=== DATASET ROWS ===
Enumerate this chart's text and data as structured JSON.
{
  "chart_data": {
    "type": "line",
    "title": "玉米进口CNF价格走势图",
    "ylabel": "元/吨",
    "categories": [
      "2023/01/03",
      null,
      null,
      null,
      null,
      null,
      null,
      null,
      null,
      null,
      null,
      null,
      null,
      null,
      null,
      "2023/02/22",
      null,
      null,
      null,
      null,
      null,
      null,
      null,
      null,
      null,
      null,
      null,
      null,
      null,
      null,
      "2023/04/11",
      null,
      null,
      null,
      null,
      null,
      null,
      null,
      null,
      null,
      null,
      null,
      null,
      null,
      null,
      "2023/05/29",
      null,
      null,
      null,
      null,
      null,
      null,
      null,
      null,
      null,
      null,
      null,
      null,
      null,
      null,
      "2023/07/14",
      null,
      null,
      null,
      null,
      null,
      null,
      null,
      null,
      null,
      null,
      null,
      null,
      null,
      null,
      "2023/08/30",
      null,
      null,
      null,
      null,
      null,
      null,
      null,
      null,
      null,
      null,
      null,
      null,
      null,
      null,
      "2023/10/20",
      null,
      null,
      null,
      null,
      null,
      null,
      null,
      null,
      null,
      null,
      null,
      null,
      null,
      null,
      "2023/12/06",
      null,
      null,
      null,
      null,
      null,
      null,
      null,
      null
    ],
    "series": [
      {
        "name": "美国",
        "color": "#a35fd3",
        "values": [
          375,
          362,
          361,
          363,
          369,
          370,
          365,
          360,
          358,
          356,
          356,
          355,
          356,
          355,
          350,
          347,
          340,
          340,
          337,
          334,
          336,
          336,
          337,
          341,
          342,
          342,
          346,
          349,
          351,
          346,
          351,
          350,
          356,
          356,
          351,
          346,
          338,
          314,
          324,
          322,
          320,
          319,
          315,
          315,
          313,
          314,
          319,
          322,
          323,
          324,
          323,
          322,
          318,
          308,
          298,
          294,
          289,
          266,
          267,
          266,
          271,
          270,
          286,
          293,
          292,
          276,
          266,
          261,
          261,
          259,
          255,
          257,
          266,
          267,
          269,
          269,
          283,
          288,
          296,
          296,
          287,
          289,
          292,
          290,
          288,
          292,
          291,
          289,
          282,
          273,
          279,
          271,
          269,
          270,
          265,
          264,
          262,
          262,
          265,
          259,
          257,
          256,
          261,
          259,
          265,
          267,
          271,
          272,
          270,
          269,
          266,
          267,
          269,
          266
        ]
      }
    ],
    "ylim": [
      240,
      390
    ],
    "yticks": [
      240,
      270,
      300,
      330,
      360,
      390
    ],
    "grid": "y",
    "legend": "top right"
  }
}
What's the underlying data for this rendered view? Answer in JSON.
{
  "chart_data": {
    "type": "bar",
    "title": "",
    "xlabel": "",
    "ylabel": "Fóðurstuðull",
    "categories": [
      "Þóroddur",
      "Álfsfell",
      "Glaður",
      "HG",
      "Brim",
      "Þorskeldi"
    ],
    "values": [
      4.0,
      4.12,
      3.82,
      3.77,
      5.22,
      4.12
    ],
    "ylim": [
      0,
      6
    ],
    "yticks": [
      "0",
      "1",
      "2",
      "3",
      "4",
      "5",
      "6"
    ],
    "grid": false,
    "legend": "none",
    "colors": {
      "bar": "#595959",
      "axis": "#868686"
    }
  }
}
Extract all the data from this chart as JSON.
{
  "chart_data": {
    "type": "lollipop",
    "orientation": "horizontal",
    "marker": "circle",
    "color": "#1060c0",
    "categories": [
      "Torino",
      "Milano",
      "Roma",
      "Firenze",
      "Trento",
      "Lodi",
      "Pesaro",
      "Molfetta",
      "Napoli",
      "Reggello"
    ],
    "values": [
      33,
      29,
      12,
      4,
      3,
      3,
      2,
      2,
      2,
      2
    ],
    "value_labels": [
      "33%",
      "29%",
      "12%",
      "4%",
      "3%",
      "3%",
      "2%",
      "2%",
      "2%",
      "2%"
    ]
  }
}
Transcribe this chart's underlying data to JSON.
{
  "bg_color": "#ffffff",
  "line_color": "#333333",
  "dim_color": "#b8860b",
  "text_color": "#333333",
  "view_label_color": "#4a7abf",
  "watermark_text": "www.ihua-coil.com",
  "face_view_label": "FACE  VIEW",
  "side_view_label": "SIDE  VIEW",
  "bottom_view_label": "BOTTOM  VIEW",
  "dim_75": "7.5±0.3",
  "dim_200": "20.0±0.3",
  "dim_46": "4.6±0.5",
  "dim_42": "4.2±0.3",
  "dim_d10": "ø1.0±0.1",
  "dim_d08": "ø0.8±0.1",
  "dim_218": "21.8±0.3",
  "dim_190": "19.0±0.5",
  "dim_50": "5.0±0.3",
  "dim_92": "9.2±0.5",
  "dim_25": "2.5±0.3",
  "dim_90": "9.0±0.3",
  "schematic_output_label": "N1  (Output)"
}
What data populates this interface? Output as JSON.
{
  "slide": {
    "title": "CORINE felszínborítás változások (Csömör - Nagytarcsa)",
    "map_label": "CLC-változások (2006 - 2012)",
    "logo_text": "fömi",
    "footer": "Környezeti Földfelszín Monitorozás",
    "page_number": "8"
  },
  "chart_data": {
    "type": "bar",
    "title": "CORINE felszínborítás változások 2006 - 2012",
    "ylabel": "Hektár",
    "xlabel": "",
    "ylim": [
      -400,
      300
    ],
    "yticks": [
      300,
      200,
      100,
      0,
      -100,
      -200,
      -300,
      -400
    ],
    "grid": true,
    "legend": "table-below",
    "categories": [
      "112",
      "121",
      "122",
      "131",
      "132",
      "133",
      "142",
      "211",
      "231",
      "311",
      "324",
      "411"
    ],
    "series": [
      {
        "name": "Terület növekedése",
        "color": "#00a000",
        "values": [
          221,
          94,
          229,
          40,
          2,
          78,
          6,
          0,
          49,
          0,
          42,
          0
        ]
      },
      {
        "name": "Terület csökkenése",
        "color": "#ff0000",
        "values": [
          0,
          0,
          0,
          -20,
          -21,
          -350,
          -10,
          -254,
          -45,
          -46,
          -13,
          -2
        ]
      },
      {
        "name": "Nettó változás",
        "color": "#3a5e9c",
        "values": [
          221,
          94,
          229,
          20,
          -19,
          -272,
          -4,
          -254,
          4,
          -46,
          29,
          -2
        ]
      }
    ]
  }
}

=== DIRECTIONS ===
Could you reproduce every record above exactly as it appears?

=== SOLUTION TO THIS PROBLEM ===
Enumerate this chart's text and data as structured JSON.
{
  "chart_data": {
    "type": "line",
    "title": "玉米进口CNF价格走势图",
    "ylabel": "元/吨",
    "categories": [
      "2023/01/03",
      null,
      null,
      null,
      null,
      null,
      null,
      null,
      null,
      null,
      null,
      null,
      null,
      null,
      null,
      "2023/02/22",
      null,
      null,
      null,
      null,
      null,
      null,
      null,
      null,
      null,
      null,
      null,
      null,
      null,
      null,
      "2023/04/11",
      null,
      null,
      null,
      null,
      null,
      null,
      null,
      null,
      null,
      null,
      null,
      null,
      null,
      null,
      "2023/05/29",
      null,
      null,
      null,
      null,
      null,
      null,
      null,
      null,
      null,
      null,
      null,
      null,
      null,
      null,
      "2023/07/14",
      null,
      null,
      null,
      null,
      null,
      null,
      null,
      null,
      null,
      null,
      null,
      null,
      null,
      null,
      "2023/08/30",
      null,
      null,
      null,
      null,
      null,
      null,
      null,
      null,
      null,
      null,
      null,
      null,
      null,
      null,
      "2023/10/20",
      null,
      null,
      null,
      null,
      null,
      null,
      null,
      null,
      null,
      null,
      null,
      null,
      null,
      null,
      "2023/12/06",
      null,
      null,
      null,
      null,
      null,
      null,
      null,
      null
    ],
    "series": [
      {
        "name": "美国",
        "color": "#a35fd3",
        "values": [
          375,
          362,
          361,
          363,
          369,
          370,
          365,
          360,
          358,
          356,
          356,
          355,
          356,
          355,
          350,
          347,
          340,
          340,
          337,
          334,
          336,
          336,
          337,
          341,
          342,
          342,
          346,
          349,
          351,
          346,
          351,
          350,
          356,
          356,
          351,
          346,
          338,
          314,
          324,
          322,
          320,
          319,
          315,
          315,
          313,
          314,
          319,
          322,
          323,
          324,
          323,
          322,
          318,
          308,
          298,
          294,
          289,
          266,
          267,
          266,
          271,
          270,
          286,
          293,
          292,
          276,
          266,
          261,
          261,
          259,
          255,
          257,
          266,
          267,
          269,
          269,
          283,
          288,
          296,
          296,
          287,
          289,
          292,
          290,
          288,
          292,
          291,
          289,
          282,
          273,
          279,
          271,
          269,
          270,
          265,
          264,
          262,
          262,
          265,
          259,
          257,
          256,
          261,
          259,
          265,
          267,
          271,
          272,
          270,
          269,
          266,
          267,
          269,
          266
        ]
      }
    ],
    "ylim": [
      240,
      390
    ],
    "yticks": [
      240,
      270,
      300,
      330,
      360,
      390
    ],
    "grid": "y",
    "legend": "top right"
  }
}
What's the underlying data for this rendered view? Answer in JSON.
{
  "chart_data": {
    "type": "bar",
    "title": "",
    "xlabel": "",
    "ylabel": "Fóðurstuðull",
    "categories": [
      "Þóroddur",
      "Álfsfell",
      "Glaður",
      "HG",
      "Brim",
      "Þorskeldi"
    ],
    "values": [
      4.0,
      4.12,
      3.82,
      3.77,
      5.22,
      4.12
    ],
    "ylim": [
      0,
      6
    ],
    "yticks": [
      "0",
      "1",
      "2",
      "3",
      "4",
      "5",
      "6"
    ],
    "grid": false,
    "legend": "none",
    "colors": {
      "bar": "#595959",
      "axis": "#868686"
    }
  }
}
Extract all the data from this chart as JSON.
{
  "chart_data": {
    "type": "lollipop",
    "orientation": "horizontal",
    "marker": "circle",
    "color": "#1060c0",
    "categories": [
      "Torino",
      "Milano",
      "Roma",
      "Firenze",
      "Trento",
      "Lodi",
      "Pesaro",
      "Molfetta",
      "Napoli",
      "Reggello"
    ],
    "values": [
      33,
      29,
      12,
      4,
      3,
      3,
      2,
      2,
      2,
      2
    ],
    "value_labels": [
      "33%",
      "29%",
      "12%",
      "4%",
      "3%",
      "3%",
      "2%",
      "2%",
      "2%",
      "2%"
    ]
  }
}
Transcribe this chart's underlying data to JSON.
{
  "bg_color": "#ffffff",
  "line_color": "#333333",
  "dim_color": "#b8860b",
  "text_color": "#333333",
  "view_label_color": "#4a7abf",
  "watermark_text": "www.ihua-coil.com",
  "face_view_label": "FACE  VIEW",
  "side_view_label": "SIDE  VIEW",
  "bottom_view_label": "BOTTOM  VIEW",
  "dim_75": "7.5±0.3",
  "dim_200": "20.0±0.3",
  "dim_46": "4.6±0.5",
  "dim_42": "4.2±0.3",
  "dim_d10": "ø1.0±0.1",
  "dim_d08": "ø0.8±0.1",
  "dim_218": "21.8±0.3",
  "dim_190": "19.0±0.5",
  "dim_50": "5.0±0.3",
  "dim_92": "9.2±0.5",
  "dim_25": "2.5±0.3",
  "dim_90": "9.0±0.3",
  "schematic_output_label": "N1  (Output)"
}
What data populates this interface? Output as JSON.
{
  "slide": {
    "title": "CORINE felszínborítás változások (Csömör - Nagytarcsa)",
    "map_label": "CLC-változások (2006 - 2012)",
    "logo_text": "fömi",
    "footer": "Környezeti Földfelszín Monitorozás",
    "page_number": "8"
  },
  "chart_data": {
    "type": "bar",
    "title": "CORINE felszínborítás változások 2006 - 2012",
    "ylabel": "Hektár",
    "xlabel": "",
    "ylim": [
      -400,
      300
    ],
    "yticks": [
      300,
      200,
      100,
      0,
      -100,
      -200,
      -300,
      -400
    ],
    "grid": true,
    "legend": "table-below",
    "categories": [
      "112",
      "121",
      "122",
      "131",
      "132",
      "133",
      "142",
      "211",
      "231",
      "311",
      "324",
      "411"
    ],
    "series": [
      {
        "name": "Terület növekedése",
        "color": "#00a000",
        "values": [
          221,
          94,
          229,
          40,
          2,
          78,
          6,
          0,
          49,
          0,
          42,
          0
        ]
      },
      {
        "name": "Terület csökkenése",
        "color": "#ff0000",
        "values": [
          0,
          0,
          0,
          -20,
          -21,
          -350,
          -10,
          -254,
          -45,
          -46,
          -13,
          -2
        ]
      },
      {
        "name": "Nettó változás",
        "color": "#3a5e9c",
        "values": [
          221,
          94,
          229,
          20,
          -19,
          -272,
          -4,
          -254,
          4,
          -46,
          29,
          -2
        ]
      }
    ]
  }
}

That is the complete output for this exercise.